**ASSIGNED TASK**
The data below is to be set down exactly.

- Opening Delimiter -

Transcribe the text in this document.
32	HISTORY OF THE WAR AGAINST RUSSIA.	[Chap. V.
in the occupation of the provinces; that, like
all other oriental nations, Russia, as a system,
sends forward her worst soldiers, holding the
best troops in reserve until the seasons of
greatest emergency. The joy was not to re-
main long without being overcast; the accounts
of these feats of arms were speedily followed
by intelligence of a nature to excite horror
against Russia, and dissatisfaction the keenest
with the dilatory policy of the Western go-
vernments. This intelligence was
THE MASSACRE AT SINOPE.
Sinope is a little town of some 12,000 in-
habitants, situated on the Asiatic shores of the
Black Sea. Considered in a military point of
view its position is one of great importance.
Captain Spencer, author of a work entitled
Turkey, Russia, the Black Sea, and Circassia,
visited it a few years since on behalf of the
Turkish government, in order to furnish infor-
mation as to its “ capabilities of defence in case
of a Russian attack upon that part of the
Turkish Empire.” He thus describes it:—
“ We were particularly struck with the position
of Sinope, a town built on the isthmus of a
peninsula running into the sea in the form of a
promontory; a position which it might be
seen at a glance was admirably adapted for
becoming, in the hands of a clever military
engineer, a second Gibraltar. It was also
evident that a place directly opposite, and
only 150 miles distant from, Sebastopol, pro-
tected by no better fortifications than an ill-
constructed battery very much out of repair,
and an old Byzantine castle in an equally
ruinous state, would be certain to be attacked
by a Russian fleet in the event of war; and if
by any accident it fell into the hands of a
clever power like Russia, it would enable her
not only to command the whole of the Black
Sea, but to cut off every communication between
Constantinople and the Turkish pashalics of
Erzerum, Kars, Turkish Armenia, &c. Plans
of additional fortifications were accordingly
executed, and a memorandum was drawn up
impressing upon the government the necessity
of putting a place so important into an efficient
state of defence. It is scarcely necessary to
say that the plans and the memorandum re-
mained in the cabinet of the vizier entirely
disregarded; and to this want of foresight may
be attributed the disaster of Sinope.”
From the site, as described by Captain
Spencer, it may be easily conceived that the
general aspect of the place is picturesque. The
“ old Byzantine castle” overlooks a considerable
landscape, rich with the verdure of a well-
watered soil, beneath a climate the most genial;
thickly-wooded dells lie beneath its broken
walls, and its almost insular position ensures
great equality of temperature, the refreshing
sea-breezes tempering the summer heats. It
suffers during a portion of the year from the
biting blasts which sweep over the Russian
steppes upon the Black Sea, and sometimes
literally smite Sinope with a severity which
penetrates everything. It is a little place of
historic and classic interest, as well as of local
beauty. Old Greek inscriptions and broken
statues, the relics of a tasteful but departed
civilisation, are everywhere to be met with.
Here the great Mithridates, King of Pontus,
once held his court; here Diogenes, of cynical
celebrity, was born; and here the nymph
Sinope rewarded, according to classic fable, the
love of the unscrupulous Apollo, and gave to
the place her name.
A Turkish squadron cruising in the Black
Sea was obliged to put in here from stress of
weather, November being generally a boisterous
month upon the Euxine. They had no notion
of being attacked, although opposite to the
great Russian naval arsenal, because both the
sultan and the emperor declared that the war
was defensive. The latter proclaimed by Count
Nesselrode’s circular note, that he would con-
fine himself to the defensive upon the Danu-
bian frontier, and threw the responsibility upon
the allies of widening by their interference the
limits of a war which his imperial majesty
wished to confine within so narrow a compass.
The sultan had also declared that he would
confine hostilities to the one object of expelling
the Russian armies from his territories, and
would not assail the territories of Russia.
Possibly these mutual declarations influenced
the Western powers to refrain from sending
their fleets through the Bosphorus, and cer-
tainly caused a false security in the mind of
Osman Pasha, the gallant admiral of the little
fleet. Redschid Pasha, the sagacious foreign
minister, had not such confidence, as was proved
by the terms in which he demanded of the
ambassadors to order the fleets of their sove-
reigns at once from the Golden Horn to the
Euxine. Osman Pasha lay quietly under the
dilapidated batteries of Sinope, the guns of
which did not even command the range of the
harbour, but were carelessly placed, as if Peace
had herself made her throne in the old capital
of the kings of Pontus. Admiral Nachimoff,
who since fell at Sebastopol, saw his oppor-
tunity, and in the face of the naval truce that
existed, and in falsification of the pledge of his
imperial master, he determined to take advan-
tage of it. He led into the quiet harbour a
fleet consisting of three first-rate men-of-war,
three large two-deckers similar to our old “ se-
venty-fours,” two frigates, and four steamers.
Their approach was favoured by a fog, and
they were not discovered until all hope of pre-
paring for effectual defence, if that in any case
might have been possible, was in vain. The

- Closing Delimiter -

**ANSWER SECTION**
Transcribe the text in this document.
32	HISTORY OF THE WAR AGAINST RUSSIA.	[Chap. V.
in the occupation of the provinces; that, like
all other oriental nations, Russia, as a system,
sends forward her worst soldiers, holding the
best troops in reserve until the seasons of
greatest emergency. The joy was not to re-
main long without being overcast; the accounts
of these feats of arms were speedily followed
by intelligence of a nature to excite horror
against Russia, and dissatisfaction the keenest
with the dilatory policy of the Western go-
vernments. This intelligence was
THE MASSACRE AT SINOPE.
Sinope is a little town of some 12,000 in-
habitants, situated on the Asiatic shores of the
Black Sea. Considered in a military point of
view its position is one of great importance.
Captain Spencer, author of a work entitled
Turkey, Russia, the Black Sea, and Circassia,
visited it a few years since on behalf of the
Turkish government, in order to furnish infor-
mation as to its “ capabilities of defence in case
of a Russian attack upon that part of the
Turkish Empire.” He thus describes it:—
“ We were particularly struck with the position
of Sinope, a town built on the isthmus of a
peninsula running into the sea in the form of a
promontory; a position which it might be
seen at a glance was admirably adapted for
becoming, in the hands of a clever military
engineer, a second Gibraltar. It was also
evident that a place directly opposite, and
only 150 miles distant from, Sebastopol, pro-
tected by no better fortifications than an ill-
constructed battery very much out of repair,
and an old Byzantine castle in an equally
ruinous state, would be certain to be attacked
by a Russian fleet in the event of war; and if
by any accident it fell into the hands of a
clever power like Russia, it would enable her
not only to command the whole of the Black
Sea, but to cut off every communication between
Constantinople and the Turkish pashalics of
Erzerum, Kars, Turkish Armenia, &c. Plans
of additional fortifications were accordingly
executed, and a memorandum was drawn up
impressing upon the government the necessity
of putting a place so important into an efficient
state of defence. It is scarcely necessary to
say that the plans and the memorandum re-
mained in the cabinet of the vizier entirely
disregarded; and to this want of foresight may
be attributed the disaster of Sinope.”
From the site, as described by Captain
Spencer, it may be easily conceived that the
general aspect of the place is picturesque. The
“ old Byzantine castle” overlooks a considerable
landscape, rich with the verdure of a well-
watered soil, beneath a climate the most genial;
thickly-wooded dells lie beneath its broken
walls, and its almost insular position ensures
great equality of temperature, the refreshing
sea-breezes tempering the summer heats. It
suffers during a portion of the year from the
biting blasts which sweep over the Russian
steppes upon the Black Sea, and sometimes
literally smite Sinope with a severity which
penetrates everything. It is a little place of
historic and classic interest, as well as of local
beauty. Old Greek inscriptions and broken
statues, the relics of a tasteful but departed
civilisation, are everywhere to be met with.
Here the great Mithridates, King of Pontus,
once held his court; here Diogenes, of cynical
celebrity, was born; and here the nymph
Sinope rewarded, according to classic fable, the
love of the unscrupulous Apollo, and gave to
the place her name.
A Turkish squadron cruising in the Black
Sea was obliged to put in here from stress of
weather, November being generally a boisterous
month upon the Euxine. They had no notion
of being attacked, although opposite to the
great Russian naval arsenal, because both the
sultan and the emperor declared that the war
was defensive. The latter proclaimed by Count
Nesselrode’s circular note, that he would con-
fine himself to the defensive upon the Danu-
bian frontier, and threw the responsibility upon
the allies of widening by their interference the
limits of a war which his imperial majesty
wished to confine within so narrow a compass.
The sultan had also declared that he would
confine hostilities to the one object of expelling
the Russian armies from his territories, and
would not assail the territories of Russia.
Possibly these mutual declarations influenced
the Western powers to refrain from sending
their fleets through the Bosphorus, and cer-
tainly caused a false security in the mind of
Osman Pasha, the gallant admiral of the little
fleet. Redschid Pasha, the sagacious foreign
minister, had not such confidence, as was proved
by the terms in which he demanded of the
ambassadors to order the fleets of their sove-
reigns at once from the Golden Horn to the
Euxine. Osman Pasha lay quietly under the
dilapidated batteries of Sinope, the guns of
which did not even command the range of the
harbour, but were carelessly placed, as if Peace
had herself made her throne in the old capital
of the kings of Pontus. Admiral Nachimoff,
who since fell at Sebastopol, saw his oppor-
tunity, and in the face of the naval truce that
existed, and in falsification of the pledge of his
imperial master, he determined to take advan-
tage of it. He led into the quiet harbour a
fleet consisting of three first-rate men-of-war,
three large two-deckers similar to our old “ se-
venty-fours,” two frigates, and four steamers.
Their approach was favoured by a fog, and
they were not discovered until all hope of pre-
paring for effectual defence, if that in any case
might have been possible, was in vain. The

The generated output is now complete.